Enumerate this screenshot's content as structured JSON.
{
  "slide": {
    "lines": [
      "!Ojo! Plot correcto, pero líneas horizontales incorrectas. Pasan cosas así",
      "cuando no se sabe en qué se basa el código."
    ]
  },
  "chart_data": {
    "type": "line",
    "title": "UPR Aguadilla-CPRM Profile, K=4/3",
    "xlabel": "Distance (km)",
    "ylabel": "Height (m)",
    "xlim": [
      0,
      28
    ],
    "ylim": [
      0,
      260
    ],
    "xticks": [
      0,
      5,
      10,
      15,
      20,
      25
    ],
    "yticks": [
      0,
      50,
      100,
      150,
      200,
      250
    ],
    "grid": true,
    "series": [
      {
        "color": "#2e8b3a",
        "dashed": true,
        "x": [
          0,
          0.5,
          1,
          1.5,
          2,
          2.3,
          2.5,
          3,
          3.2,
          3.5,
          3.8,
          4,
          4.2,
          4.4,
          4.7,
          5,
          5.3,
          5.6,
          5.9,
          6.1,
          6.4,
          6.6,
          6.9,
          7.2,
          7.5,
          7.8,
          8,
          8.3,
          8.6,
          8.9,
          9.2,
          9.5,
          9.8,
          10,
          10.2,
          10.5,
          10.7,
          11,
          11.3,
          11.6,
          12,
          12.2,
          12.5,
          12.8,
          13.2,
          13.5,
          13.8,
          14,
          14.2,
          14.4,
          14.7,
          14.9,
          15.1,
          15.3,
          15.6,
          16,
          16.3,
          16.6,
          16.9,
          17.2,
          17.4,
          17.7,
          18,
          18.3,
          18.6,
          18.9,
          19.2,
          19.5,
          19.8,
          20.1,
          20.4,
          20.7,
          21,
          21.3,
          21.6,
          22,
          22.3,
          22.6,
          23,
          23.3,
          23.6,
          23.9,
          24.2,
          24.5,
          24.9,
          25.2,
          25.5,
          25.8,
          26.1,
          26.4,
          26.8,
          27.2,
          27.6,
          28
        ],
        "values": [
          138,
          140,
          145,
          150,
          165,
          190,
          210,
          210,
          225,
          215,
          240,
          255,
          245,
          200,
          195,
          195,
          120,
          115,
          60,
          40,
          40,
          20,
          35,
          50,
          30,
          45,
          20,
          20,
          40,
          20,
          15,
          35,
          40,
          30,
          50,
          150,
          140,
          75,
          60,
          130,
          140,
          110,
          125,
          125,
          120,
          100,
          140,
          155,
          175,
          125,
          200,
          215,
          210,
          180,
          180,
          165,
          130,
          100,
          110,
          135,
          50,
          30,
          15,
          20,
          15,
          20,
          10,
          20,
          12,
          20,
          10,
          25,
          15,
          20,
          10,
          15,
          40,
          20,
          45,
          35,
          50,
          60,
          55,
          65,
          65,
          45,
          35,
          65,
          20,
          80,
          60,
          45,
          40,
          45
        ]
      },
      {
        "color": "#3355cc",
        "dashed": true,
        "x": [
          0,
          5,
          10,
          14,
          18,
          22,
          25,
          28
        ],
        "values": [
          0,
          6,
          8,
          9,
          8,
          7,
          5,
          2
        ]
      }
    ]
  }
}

*What you are asked to do*
Copy out all of the data exactly, leaving nothing out.

*Exercise result*
Enumerate this screenshot's content as structured JSON.
{
  "slide": {
    "lines": [
      "!Ojo! Plot correcto, pero líneas horizontales incorrectas. Pasan cosas así",
      "cuando no se sabe en qué se basa el código."
    ]
  },
  "chart_data": {
    "type": "line",
    "title": "UPR Aguadilla-CPRM Profile, K=4/3",
    "xlabel": "Distance (km)",
    "ylabel": "Height (m)",
    "xlim": [
      0,
      28
    ],
    "ylim": [
      0,
      260
    ],
    "xticks": [
      0,
      5,
      10,
      15,
      20,
      25
    ],
    "yticks": [
      0,
      50,
      100,
      150,
      200,
      250
    ],
    "grid": true,
    "series": [
      {
        "color": "#2e8b3a",
        "dashed": true,
        "x": [
          0,
          0.5,
          1,
          1.5,
          2,
          2.3,
          2.5,
          3,
          3.2,
          3.5,
          3.8,
          4,
          4.2,
          4.4,
          4.7,
          5,
          5.3,
          5.6,
          5.9,
          6.1,
          6.4,
          6.6,
          6.9,
          7.2,
          7.5,
          7.8,
          8,
          8.3,
          8.6,
          8.9,
          9.2,
          9.5,
          9.8,
          10,
          10.2,
          10.5,
          10.7,
          11,
          11.3,
          11.6,
          12,
          12.2,
          12.5,
          12.8,
          13.2,
          13.5,
          13.8,
          14,
          14.2,
          14.4,
          14.7,
          14.9,
          15.1,
          15.3,
          15.6,
          16,
          16.3,
          16.6,
          16.9,
          17.2,
          17.4,
          17.7,
          18,
          18.3,
          18.6,
          18.9,
          19.2,
          19.5,
          19.8,
          20.1,
          20.4,
          20.7,
          21,
          21.3,
          21.6,
          22,
          22.3,
          22.6,
          23,
          23.3,
          23.6,
          23.9,
          24.2,
          24.5,
          24.9,
          25.2,
          25.5,
          25.8,
          26.1,
          26.4,
          26.8,
          27.2,
          27.6,
          28
        ],
        "values": [
          138,
          140,
          145,
          150,
          165,
          190,
          210,
          210,
          225,
          215,
          240,
          255,
          245,
          200,
          195,
          195,
          120,
          115,
          60,
          40,
          40,
          20,
          35,
          50,
          30,
          45,
          20,
          20,
          40,
          20,
          15,
          35,
          40,
          30,
          50,
          150,
          140,
          75,
          60,
          130,
          140,
          110,
          125,
          125,
          120,
          100,
          140,
          155,
          175,
          125,
          200,
          215,
          210,
          180,
          180,
          165,
          130,
          100,
          110,
          135,
          50,
          30,
          15,
          20,
          15,
          20,
          10,
          20,
          12,
          20,
          10,
          25,
          15,
          20,
          10,
          15,
          40,
          20,
          45,
          35,
          50,
          60,
          55,
          65,
          65,
          45,
          35,
          65,
          20,
          80,
          60,
          45,
          40,
          45
        ]
      },
      {
        "color": "#3355cc",
        "dashed": true,
        "x": [
          0,
          5,
          10,
          14,
          18,
          22,
          25,
          28
        ],
        "values": [
          0,
          6,
          8,
          9,
          8,
          7,
          5,
          2
        ]
      }
    ]
  }
}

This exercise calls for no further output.